### EXERCISE OBJECTIVE
Reproduce all of the data that follows, character for character.

### MATERIAL PROVIDED
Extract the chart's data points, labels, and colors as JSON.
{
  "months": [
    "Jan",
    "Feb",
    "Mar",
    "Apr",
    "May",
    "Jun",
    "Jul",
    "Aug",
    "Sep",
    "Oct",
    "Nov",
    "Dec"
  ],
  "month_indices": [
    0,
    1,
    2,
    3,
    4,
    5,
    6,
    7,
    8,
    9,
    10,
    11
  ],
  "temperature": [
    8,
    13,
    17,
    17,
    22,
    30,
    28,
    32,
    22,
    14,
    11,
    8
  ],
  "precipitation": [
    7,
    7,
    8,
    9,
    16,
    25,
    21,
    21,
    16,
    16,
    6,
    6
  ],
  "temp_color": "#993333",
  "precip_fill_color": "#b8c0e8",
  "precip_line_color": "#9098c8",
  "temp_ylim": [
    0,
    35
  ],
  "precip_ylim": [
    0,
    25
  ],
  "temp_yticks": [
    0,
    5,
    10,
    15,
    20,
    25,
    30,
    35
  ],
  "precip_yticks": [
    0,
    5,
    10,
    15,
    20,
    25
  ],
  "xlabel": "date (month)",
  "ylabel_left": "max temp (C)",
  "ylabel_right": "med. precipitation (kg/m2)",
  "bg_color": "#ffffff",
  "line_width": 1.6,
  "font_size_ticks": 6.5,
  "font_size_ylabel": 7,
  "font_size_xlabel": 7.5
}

### PROBLEM SOLUTION
Extract the chart's data points, labels, and colors as JSON.
{
  "months": [
    "Jan",
    "Feb",
    "Mar",
    "Apr",
    "May",
    "Jun",
    "Jul",
    "Aug",
    "Sep",
    "Oct",
    "Nov",
    "Dec"
  ],
  "month_indices": [
    0,
    1,
    2,
    3,
    4,
    5,
    6,
    7,
    8,
    9,
    10,
    11
  ],
  "temperature": [
    8,
    13,
    17,
    17,
    22,
    30,
    28,
    32,
    22,
    14,
    11,
    8
  ],
  "precipitation": [
    7,
    7,
    8,
    9,
    16,
    25,
    21,
    21,
    16,
    16,
    6,
    6
  ],
  "temp_color": "#993333",
  "precip_fill_color": "#b8c0e8",
  "precip_line_color": "#9098c8",
  "temp_ylim": [
    0,
    35
  ],
  "precip_ylim": [
    0,
    25
  ],
  "temp_yticks": [
    0,
    5,
    10,
    15,
    20,
    25,
    30,
    35
  ],
  "precip_yticks": [
    0,
    5,
    10,
    15,
    20,
    25
  ],
  "xlabel": "date (month)",
  "ylabel_left": "max temp (C)",
  "ylabel_right": "med. precipitation (kg/m2)",
  "bg_color": "#ffffff",
  "line_width": 1.6,
  "font_size_ticks": 6.5,
  "font_size_ylabel": 7,
  "font_size_xlabel": 7.5
}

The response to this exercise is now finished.